> **Do this**:
Where the string "text" occurs in the material below, report the whole line.

==================================================

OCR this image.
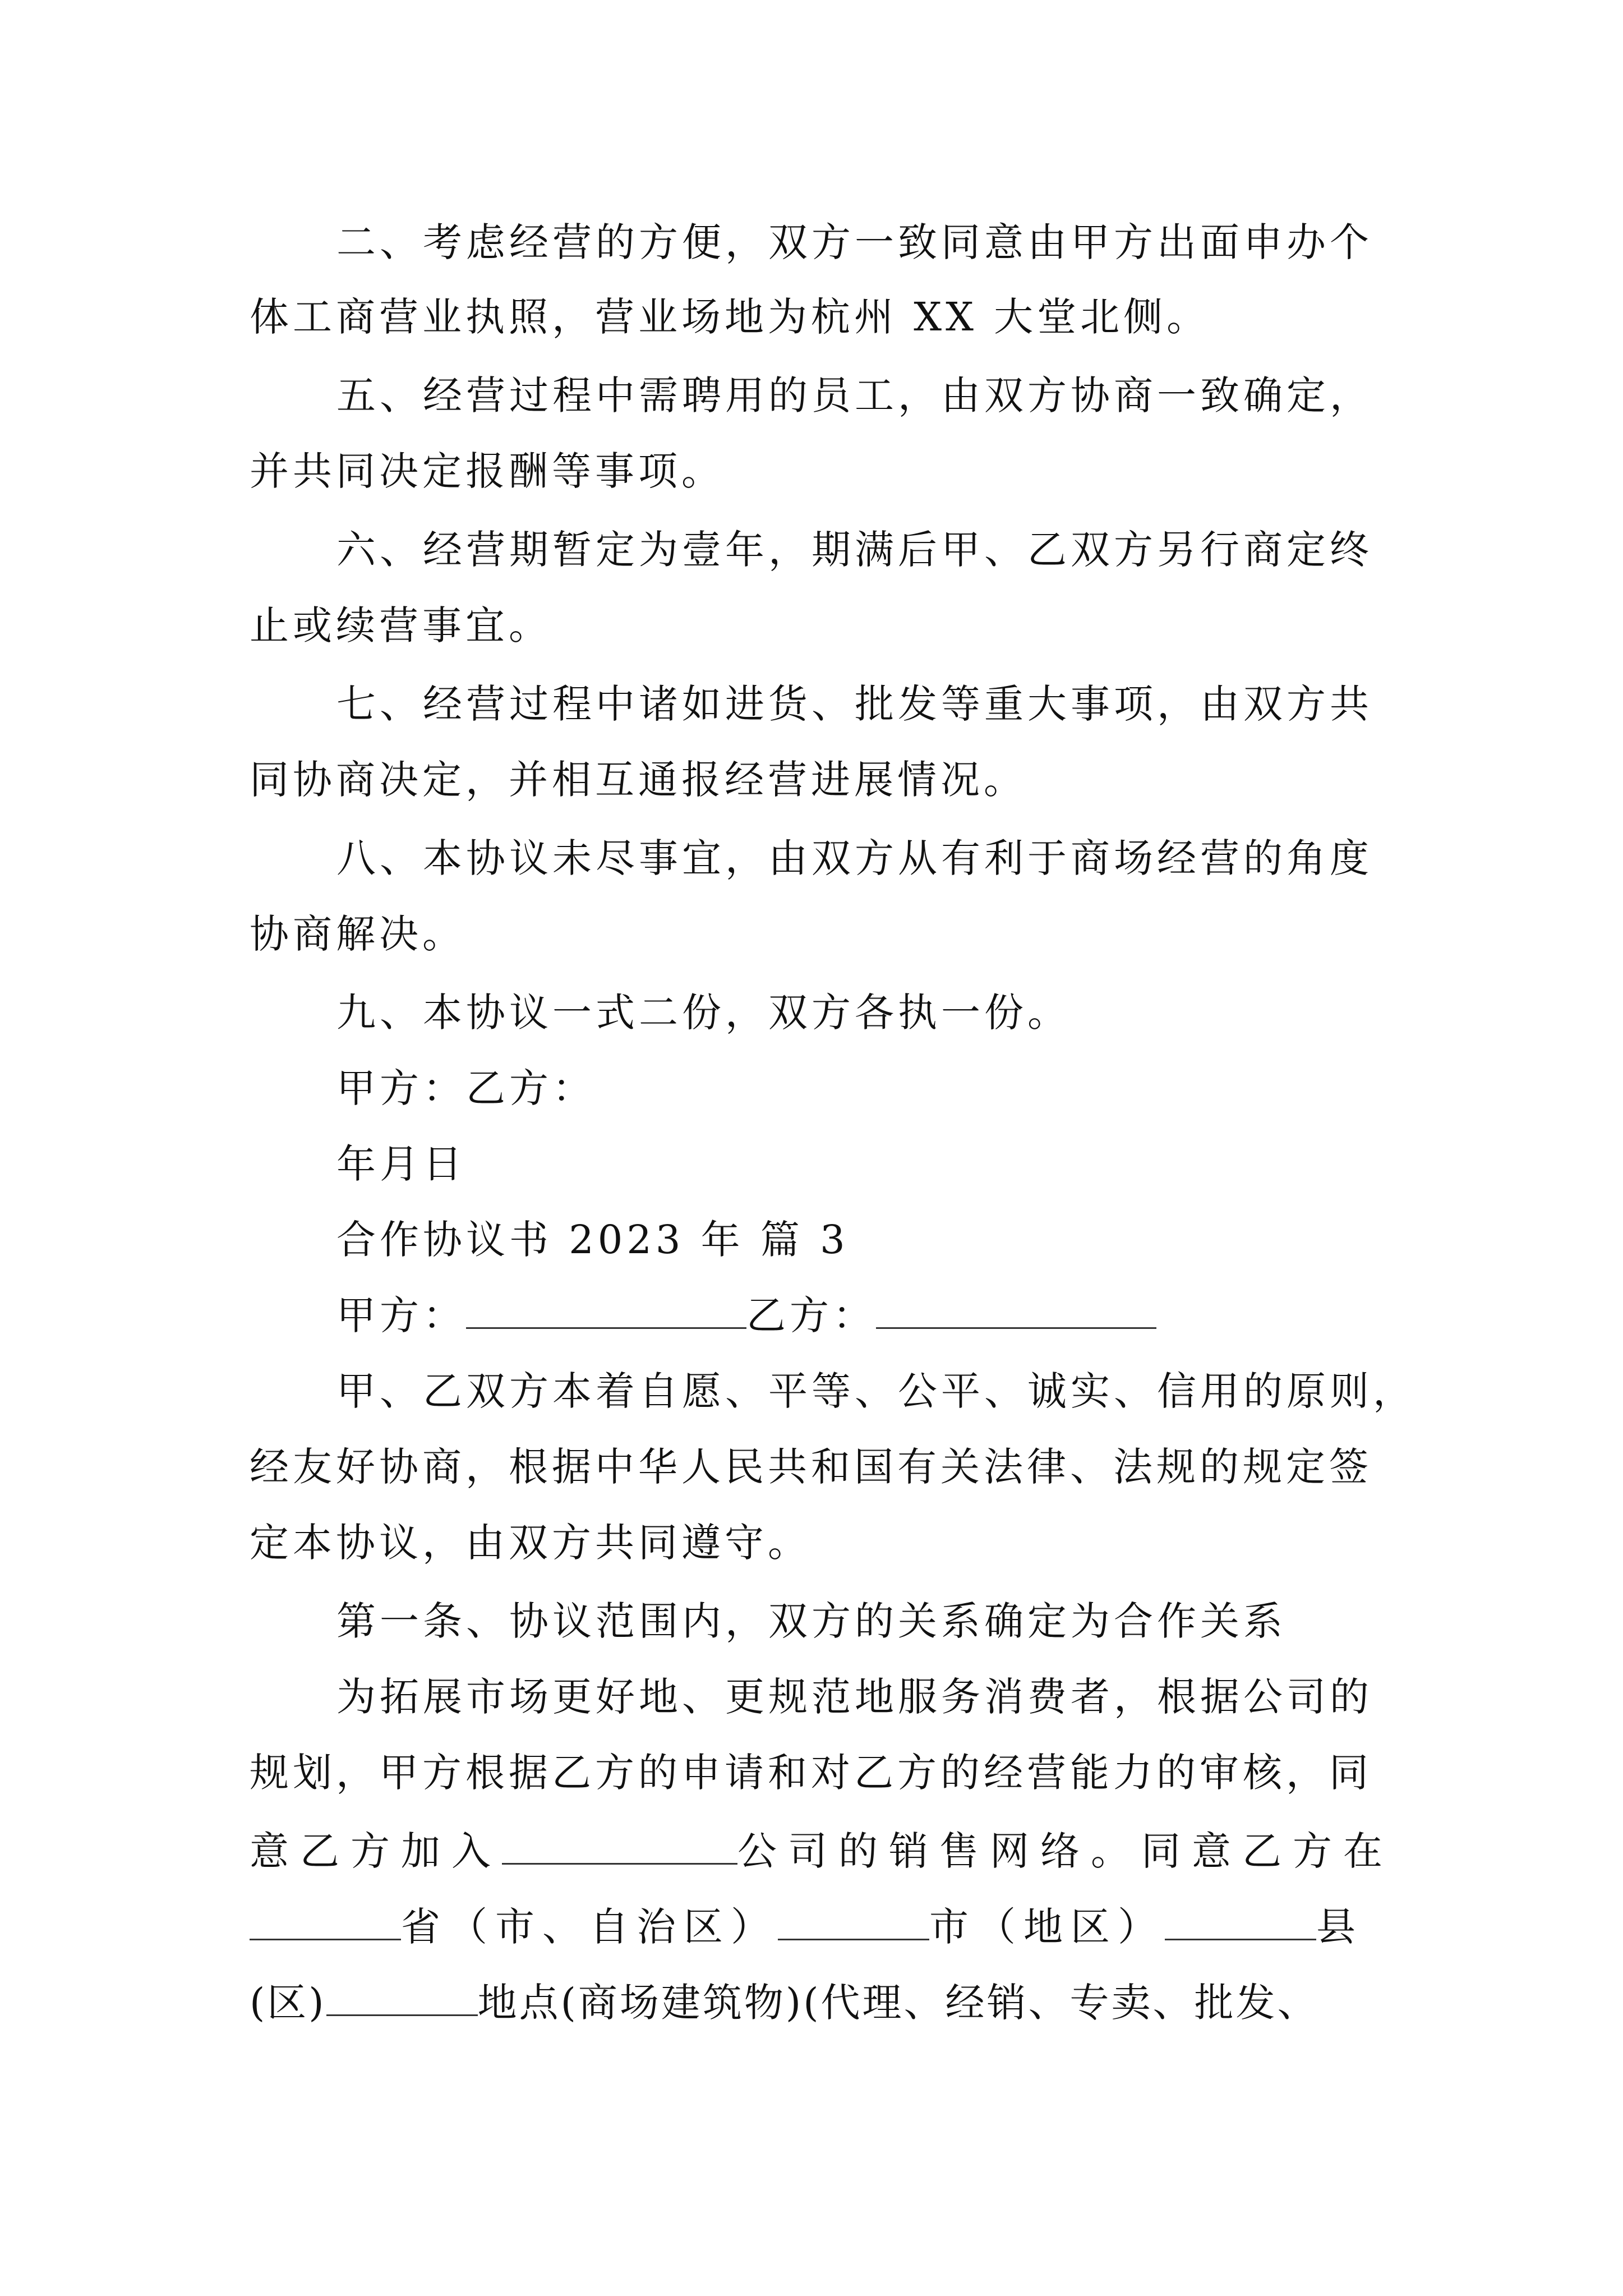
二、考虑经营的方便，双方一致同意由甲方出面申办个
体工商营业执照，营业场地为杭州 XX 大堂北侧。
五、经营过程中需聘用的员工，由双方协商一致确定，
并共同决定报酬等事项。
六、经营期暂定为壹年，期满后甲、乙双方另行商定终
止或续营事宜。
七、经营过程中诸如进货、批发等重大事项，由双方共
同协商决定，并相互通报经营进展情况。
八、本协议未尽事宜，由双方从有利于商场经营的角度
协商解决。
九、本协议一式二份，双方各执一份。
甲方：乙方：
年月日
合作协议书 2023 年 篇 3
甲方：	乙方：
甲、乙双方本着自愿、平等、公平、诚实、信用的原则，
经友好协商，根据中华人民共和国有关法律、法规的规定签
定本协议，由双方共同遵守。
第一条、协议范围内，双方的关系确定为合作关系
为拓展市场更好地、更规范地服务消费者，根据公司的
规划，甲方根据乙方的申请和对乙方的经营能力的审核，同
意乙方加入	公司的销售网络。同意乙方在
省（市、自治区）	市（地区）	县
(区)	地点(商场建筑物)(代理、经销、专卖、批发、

==================================================

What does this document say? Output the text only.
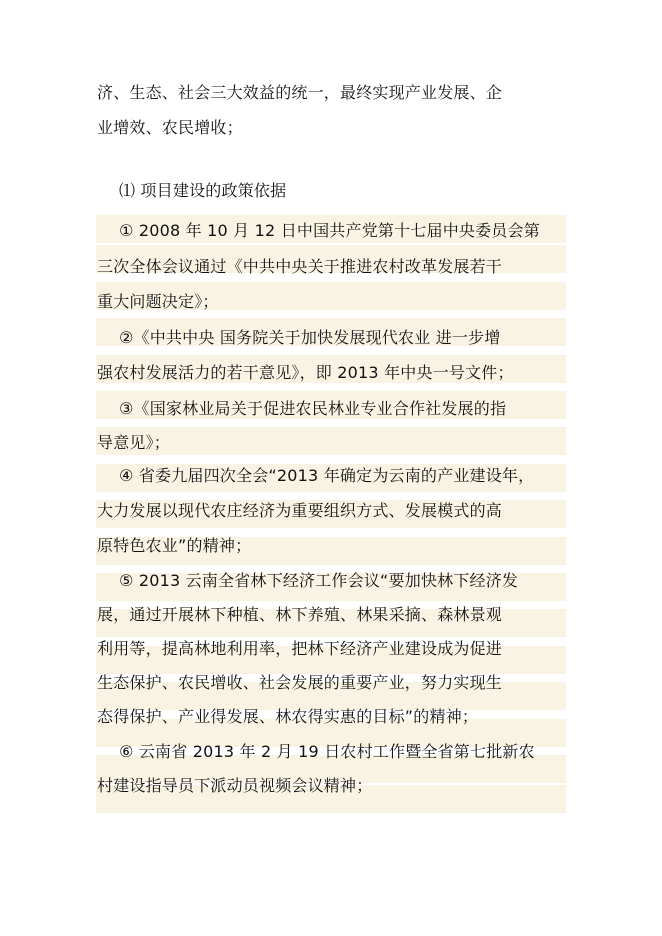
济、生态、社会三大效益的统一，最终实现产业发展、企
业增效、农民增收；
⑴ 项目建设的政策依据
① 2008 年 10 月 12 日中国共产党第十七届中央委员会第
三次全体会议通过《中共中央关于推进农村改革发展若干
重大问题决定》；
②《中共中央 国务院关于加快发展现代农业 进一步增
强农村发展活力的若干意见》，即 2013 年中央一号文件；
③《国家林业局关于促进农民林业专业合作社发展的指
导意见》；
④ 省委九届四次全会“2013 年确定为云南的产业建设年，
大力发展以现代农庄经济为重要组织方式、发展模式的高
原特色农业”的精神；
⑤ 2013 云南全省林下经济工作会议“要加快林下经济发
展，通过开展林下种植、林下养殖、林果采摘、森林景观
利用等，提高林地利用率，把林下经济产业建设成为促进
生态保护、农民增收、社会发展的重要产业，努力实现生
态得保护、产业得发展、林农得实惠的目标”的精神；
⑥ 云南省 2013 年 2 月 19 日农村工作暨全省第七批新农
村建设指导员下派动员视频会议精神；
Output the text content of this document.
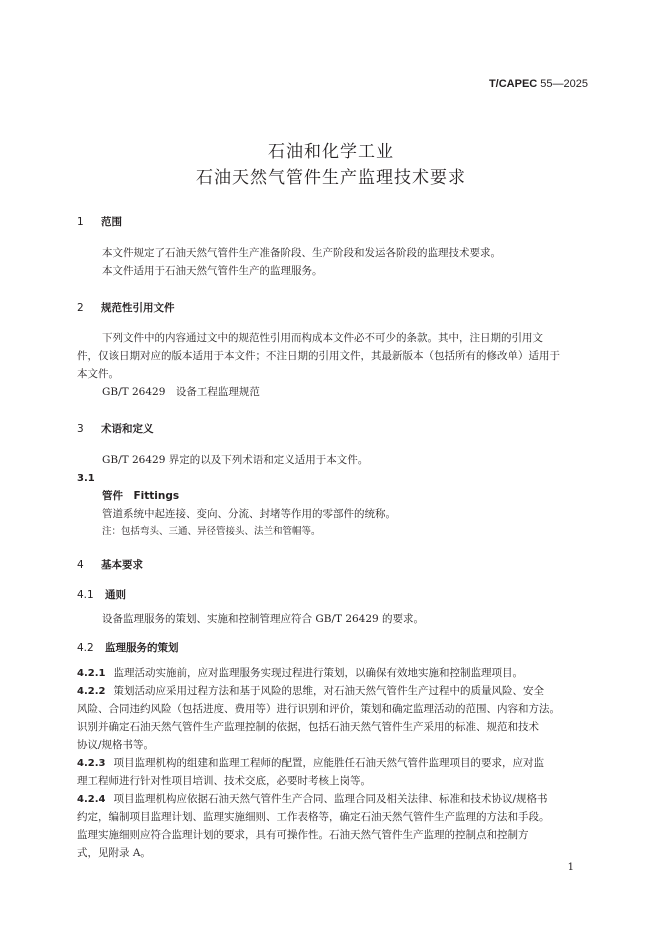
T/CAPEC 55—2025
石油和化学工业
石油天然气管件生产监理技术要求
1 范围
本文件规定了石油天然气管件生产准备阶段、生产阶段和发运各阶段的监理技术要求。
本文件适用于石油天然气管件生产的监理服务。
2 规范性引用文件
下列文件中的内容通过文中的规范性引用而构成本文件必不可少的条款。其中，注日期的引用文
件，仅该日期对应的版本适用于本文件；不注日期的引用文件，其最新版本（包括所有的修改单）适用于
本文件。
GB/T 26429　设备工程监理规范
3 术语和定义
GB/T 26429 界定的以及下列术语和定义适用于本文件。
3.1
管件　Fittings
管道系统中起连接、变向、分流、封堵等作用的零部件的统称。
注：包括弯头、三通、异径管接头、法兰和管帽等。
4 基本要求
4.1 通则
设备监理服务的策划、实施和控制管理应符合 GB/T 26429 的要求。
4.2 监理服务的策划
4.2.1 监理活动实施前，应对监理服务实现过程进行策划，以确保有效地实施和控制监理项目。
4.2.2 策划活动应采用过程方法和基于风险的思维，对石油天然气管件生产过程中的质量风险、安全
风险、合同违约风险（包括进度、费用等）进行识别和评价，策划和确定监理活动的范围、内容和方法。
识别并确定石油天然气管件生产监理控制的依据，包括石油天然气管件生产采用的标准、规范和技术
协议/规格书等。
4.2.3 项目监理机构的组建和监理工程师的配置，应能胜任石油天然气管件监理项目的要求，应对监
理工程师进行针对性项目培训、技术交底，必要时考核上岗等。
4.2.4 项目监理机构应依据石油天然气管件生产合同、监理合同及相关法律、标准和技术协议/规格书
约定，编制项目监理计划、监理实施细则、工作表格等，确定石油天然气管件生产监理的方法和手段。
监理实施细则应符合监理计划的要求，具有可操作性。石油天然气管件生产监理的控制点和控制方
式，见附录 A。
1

==================================================

> **Task solution**:
What does this document say? Output the text only.
Output the text content of this document.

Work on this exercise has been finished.